- [WORK REQUIRED]: For the listing below, give the number of lines in which "shortcut" occurs. Add nothing.

- [INPUT MATERIAL]:
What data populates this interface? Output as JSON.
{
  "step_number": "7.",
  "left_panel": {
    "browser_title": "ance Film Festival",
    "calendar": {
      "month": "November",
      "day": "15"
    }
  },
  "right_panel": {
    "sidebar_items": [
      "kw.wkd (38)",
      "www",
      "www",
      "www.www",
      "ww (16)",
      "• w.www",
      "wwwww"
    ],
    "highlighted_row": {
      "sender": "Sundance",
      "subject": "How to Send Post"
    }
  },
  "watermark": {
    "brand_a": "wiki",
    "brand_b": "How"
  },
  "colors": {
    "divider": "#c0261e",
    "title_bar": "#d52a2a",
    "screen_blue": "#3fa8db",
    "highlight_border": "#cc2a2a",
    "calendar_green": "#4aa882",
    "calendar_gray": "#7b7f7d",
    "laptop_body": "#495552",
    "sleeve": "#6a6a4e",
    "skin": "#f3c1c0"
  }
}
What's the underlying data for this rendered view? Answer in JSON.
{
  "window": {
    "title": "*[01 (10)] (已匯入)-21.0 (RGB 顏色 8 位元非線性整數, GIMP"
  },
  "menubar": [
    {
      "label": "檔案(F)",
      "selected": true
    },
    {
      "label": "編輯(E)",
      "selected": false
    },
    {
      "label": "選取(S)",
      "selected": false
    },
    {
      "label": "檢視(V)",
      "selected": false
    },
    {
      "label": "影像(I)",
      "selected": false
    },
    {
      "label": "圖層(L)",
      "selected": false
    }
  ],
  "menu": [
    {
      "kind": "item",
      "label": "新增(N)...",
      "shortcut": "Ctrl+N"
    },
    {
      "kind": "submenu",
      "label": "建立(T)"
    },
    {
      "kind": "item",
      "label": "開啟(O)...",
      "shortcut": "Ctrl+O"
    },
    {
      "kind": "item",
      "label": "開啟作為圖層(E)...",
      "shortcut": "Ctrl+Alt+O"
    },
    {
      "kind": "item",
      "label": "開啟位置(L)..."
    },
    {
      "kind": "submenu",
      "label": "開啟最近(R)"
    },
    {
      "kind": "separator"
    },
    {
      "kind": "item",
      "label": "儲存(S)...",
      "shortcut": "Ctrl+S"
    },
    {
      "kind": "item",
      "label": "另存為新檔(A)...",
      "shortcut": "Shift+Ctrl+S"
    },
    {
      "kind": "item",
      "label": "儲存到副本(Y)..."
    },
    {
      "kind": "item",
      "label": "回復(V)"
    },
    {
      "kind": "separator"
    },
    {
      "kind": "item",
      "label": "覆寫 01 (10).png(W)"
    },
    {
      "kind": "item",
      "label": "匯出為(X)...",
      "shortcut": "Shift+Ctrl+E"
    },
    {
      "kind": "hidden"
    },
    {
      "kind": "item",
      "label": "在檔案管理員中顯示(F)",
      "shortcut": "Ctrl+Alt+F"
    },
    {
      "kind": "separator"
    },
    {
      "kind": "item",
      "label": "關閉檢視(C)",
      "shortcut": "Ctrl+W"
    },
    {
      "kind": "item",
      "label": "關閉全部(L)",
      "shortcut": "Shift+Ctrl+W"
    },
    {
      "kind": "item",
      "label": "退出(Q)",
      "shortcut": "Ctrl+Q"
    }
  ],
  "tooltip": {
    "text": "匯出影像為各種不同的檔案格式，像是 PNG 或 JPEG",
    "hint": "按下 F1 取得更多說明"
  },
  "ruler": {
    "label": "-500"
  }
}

- [REPLY]: 10